#### Information shown
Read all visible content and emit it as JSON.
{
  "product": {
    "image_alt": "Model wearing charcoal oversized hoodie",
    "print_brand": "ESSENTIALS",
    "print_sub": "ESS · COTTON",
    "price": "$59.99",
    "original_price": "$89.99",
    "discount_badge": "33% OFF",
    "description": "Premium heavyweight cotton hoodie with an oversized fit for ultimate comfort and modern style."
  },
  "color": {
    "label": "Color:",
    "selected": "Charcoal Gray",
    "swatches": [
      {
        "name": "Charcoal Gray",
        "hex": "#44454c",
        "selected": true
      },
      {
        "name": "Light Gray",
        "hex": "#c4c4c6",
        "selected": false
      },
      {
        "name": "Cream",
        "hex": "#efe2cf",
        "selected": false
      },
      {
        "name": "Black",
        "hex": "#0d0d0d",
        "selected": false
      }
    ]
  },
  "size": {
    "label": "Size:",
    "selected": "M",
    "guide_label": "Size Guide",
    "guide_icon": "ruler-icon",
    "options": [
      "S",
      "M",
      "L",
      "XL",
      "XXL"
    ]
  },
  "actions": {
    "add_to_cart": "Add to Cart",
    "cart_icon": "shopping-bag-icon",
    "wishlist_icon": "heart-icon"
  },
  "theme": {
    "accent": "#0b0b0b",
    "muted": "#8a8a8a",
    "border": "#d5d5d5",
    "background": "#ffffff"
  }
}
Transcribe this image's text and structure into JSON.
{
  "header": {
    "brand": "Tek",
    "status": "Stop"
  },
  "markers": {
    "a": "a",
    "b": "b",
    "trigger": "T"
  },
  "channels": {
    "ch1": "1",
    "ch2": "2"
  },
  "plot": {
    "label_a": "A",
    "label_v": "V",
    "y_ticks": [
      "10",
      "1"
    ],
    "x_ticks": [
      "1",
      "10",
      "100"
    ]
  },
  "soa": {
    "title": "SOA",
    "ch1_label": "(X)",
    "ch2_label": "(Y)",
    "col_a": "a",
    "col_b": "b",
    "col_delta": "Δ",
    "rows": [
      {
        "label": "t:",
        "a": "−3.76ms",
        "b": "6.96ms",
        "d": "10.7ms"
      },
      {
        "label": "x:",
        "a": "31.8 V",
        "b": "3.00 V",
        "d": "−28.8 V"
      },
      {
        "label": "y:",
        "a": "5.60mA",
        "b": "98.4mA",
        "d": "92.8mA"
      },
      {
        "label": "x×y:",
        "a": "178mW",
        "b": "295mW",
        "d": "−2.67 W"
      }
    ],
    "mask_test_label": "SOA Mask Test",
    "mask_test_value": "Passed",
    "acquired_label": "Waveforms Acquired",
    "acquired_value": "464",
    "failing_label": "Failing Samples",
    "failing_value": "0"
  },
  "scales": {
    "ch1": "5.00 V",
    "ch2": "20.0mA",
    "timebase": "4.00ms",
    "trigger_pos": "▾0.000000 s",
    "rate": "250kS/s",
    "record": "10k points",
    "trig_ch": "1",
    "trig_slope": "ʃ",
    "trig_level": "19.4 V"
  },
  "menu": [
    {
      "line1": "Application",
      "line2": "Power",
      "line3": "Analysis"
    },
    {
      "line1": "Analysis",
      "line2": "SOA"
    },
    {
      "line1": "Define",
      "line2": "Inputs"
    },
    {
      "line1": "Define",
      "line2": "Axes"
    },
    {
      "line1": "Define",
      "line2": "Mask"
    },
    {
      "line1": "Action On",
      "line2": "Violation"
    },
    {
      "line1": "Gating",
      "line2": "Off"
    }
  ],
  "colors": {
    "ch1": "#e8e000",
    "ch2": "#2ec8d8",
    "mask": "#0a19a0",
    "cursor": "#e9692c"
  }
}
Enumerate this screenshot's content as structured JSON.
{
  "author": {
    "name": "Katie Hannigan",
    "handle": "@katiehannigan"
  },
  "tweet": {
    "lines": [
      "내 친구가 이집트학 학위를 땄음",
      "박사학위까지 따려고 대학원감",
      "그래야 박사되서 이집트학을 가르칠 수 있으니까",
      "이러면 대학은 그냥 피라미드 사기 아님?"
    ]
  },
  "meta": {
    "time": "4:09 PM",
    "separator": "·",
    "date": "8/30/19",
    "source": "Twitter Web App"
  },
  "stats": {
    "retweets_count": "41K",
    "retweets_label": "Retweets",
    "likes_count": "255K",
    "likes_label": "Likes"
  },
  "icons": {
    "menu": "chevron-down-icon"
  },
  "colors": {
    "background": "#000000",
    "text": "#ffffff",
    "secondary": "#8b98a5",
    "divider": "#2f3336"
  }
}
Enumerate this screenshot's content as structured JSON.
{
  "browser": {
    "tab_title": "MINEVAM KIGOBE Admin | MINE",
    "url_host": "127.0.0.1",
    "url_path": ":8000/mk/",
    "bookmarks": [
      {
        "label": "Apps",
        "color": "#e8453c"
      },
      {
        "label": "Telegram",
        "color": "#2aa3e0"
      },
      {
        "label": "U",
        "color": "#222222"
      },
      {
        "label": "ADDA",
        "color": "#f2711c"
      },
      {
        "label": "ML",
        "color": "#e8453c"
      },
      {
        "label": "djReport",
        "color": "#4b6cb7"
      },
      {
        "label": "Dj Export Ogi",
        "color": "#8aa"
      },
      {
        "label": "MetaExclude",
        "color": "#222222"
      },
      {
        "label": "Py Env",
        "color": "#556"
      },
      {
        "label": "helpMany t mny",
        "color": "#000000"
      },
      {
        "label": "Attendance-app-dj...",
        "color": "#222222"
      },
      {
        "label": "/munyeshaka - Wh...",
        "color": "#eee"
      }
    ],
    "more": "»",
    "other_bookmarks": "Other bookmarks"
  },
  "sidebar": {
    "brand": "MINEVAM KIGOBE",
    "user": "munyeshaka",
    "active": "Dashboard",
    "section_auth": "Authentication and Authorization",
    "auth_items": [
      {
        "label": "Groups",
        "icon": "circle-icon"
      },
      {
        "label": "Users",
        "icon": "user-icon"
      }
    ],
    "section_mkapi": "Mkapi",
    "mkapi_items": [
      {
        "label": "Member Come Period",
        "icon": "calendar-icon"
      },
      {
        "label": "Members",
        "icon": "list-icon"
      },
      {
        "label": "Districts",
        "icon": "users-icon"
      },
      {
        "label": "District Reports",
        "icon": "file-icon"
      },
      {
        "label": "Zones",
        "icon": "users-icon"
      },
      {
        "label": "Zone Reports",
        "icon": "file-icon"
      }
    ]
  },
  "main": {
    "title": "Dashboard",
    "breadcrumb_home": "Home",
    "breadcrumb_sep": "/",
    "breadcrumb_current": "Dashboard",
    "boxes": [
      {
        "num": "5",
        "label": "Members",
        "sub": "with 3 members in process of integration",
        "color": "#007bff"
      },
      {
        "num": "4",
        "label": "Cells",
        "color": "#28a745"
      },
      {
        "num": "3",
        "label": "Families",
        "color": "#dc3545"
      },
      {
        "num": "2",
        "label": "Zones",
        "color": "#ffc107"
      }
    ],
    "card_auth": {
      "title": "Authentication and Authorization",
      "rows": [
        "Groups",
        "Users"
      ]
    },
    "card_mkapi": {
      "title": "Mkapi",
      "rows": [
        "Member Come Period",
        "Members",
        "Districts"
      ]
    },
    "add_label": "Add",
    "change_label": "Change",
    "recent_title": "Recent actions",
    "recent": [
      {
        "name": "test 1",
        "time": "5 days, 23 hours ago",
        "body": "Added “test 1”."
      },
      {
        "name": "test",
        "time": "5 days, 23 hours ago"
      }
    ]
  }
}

#### Task prompt
Locate the lines above that hold the word "background". Show every one of them.

#### Output for this task
    "background": "#ffffff"
    "background": "#000000",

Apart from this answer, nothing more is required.